▸ SHORT PROBLEM:
Wherever a line holds the word "Maliyet", copy that line out.

▸ AVAILABLE RECORDS:
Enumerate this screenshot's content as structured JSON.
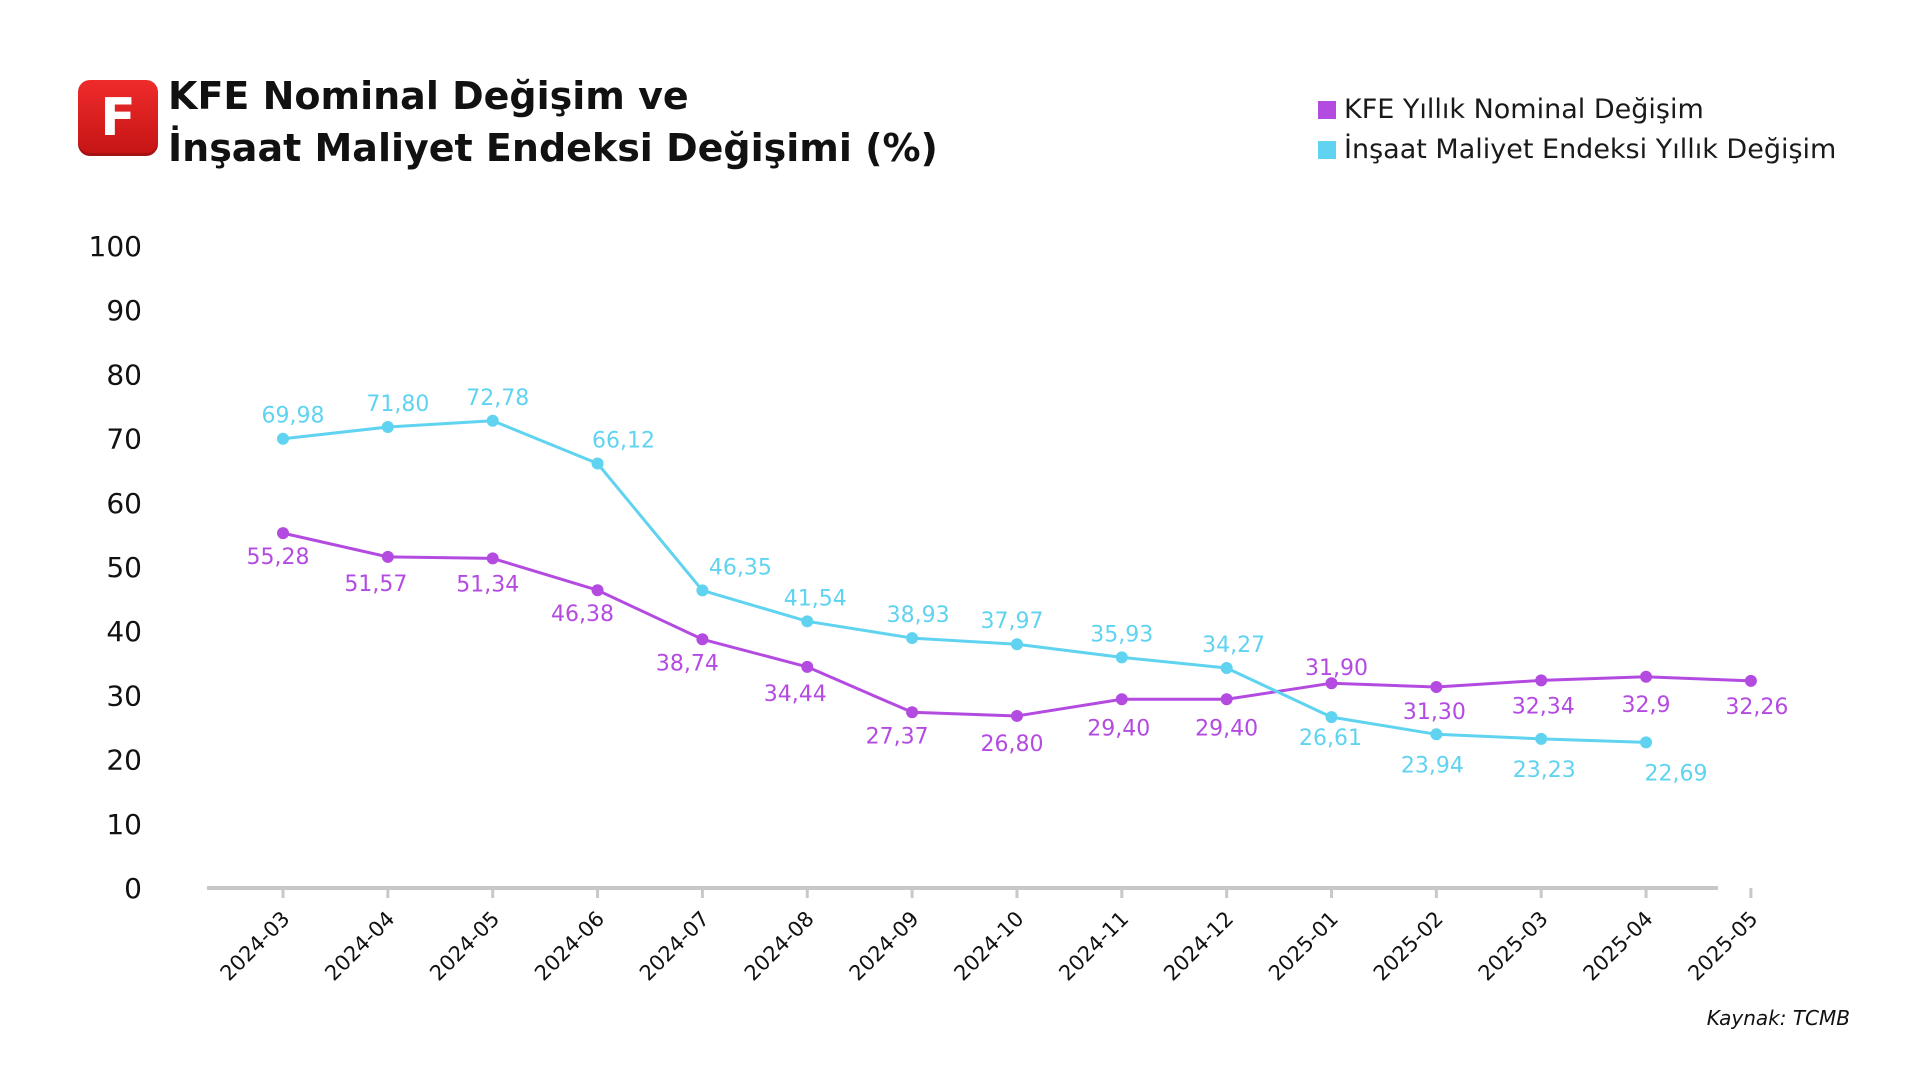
{
  "logo": {
    "letter": "F",
    "color": "#d81e1e"
  },
  "header": {
    "title_line1": "KFE Nominal Değişim ve",
    "title_line2": "İnşaat Maliyet Endeksi Değişimi (%)"
  },
  "source": "Kaynak: TCMB",
  "chart_data": {
    "type": "line",
    "title": "KFE Nominal Değişim ve İnşaat Maliyet Endeksi Değişimi (%)",
    "xlabel": "",
    "ylabel": "",
    "ylim": [
      0,
      100
    ],
    "yticks": [
      "0",
      "10",
      "20",
      "30",
      "40",
      "50",
      "60",
      "70",
      "80",
      "90",
      "100"
    ],
    "grid": false,
    "legend_position": "top-right",
    "categories": [
      "2024-03",
      "2024-04",
      "2024-05",
      "2024-06",
      "2024-07",
      "2024-08",
      "2024-09",
      "2024-10",
      "2024-11",
      "2024-12",
      "2025-01",
      "2025-02",
      "2025-03",
      "2025-04",
      "2025-05"
    ],
    "series": [
      {
        "name": "KFE Yıllık Nominal Değişim",
        "color": "#b44be1",
        "values": [
          55.28,
          51.57,
          51.34,
          46.38,
          38.74,
          34.44,
          27.37,
          26.8,
          29.4,
          29.4,
          31.9,
          31.3,
          32.34,
          32.9,
          32.26
        ],
        "labels": [
          "55,28",
          "51,57",
          "51,34",
          "46,38",
          "38,74",
          "34,44",
          "27,37",
          "26,80",
          "29,40",
          "29,40",
          "31,90",
          "31,30",
          "32,34",
          "32,9",
          "32,26"
        ]
      },
      {
        "name": "İnşaat Maliyet Endeksi Yıllık Değişim",
        "color": "#5fd3f0",
        "values": [
          69.98,
          71.8,
          72.78,
          66.12,
          46.35,
          41.54,
          38.93,
          37.97,
          35.93,
          34.27,
          26.61,
          23.94,
          23.23,
          22.69,
          null
        ],
        "labels": [
          "69,98",
          "71,80",
          "72,78",
          "66,12",
          "46,35",
          "41,54",
          "38,93",
          "37,97",
          "35,93",
          "34,27",
          "26,61",
          "23,94",
          "23,23",
          "22,69",
          ""
        ]
      }
    ]
  }
}
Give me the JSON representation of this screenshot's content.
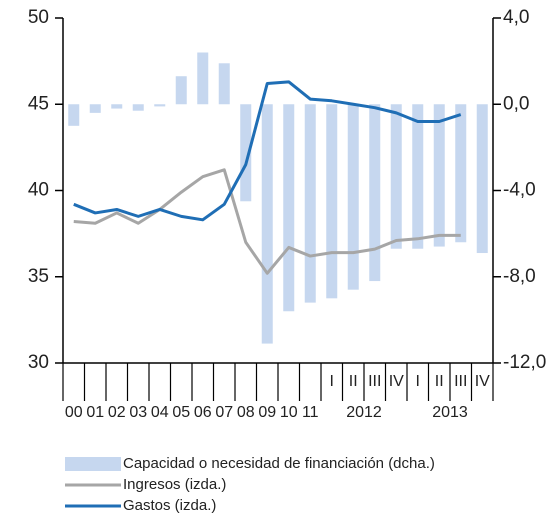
{
  "chart_data": {
    "type": "bar-line",
    "categories": [
      "00",
      "01",
      "02",
      "03",
      "04",
      "05",
      "06",
      "07",
      "08",
      "09",
      "10",
      "11",
      "I",
      "II",
      "III",
      "IV",
      "I",
      "II",
      "III",
      "IV"
    ],
    "groups": [
      "2012",
      "2013"
    ],
    "series": [
      {
        "name": "Capacidad o necesidad de financiación  (dcha.)",
        "type": "bar",
        "axis": "y2",
        "color": "#c6d7ef",
        "values": [
          -1.0,
          -0.4,
          -0.2,
          -0.3,
          -0.1,
          1.3,
          2.4,
          1.9,
          -4.5,
          -11.1,
          -9.6,
          -9.2,
          -9.0,
          -8.6,
          -8.2,
          -6.7,
          -6.7,
          -6.6,
          -6.4,
          -6.9
        ]
      },
      {
        "name": "Ingresos (izda.)",
        "type": "line",
        "color": "#a6a6a6",
        "values": [
          38.2,
          38.1,
          38.7,
          38.1,
          38.9,
          39.9,
          40.8,
          41.2,
          37.0,
          35.2,
          36.7,
          36.2,
          36.4,
          36.4,
          36.6,
          37.1,
          37.2,
          37.4,
          37.4,
          null
        ]
      },
      {
        "name": "Gastos (izda.)",
        "type": "line",
        "color": "#1f6eb5",
        "values": [
          39.2,
          38.7,
          38.9,
          38.5,
          38.9,
          38.5,
          38.3,
          39.2,
          41.5,
          46.2,
          46.3,
          45.3,
          45.2,
          45.0,
          44.8,
          44.5,
          44.0,
          44.0,
          44.4,
          null
        ]
      }
    ],
    "ylim": [
      30,
      50
    ],
    "yticks": [
      30,
      35,
      40,
      45,
      50
    ],
    "y2lim": [
      -12,
      4
    ],
    "y2ticks": [
      {
        "value": -12,
        "label": "-12,0"
      },
      {
        "value": -8,
        "label": "-8,0"
      },
      {
        "value": -4,
        "label": "-4,0"
      },
      {
        "value": 0,
        "label": "0,0"
      },
      {
        "value": 4,
        "label": "4,0"
      }
    ]
  }
}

▸ THE REPLY:
    "title_line2": "İnşaat Maliyet Endeksi Değişimi (%)"
    "title": "KFE Nominal Değişim ve İnşaat Maliyet Endeksi Değişimi (%)",
        "name": "İnşaat Maliyet Endeksi Yıllık Değişim",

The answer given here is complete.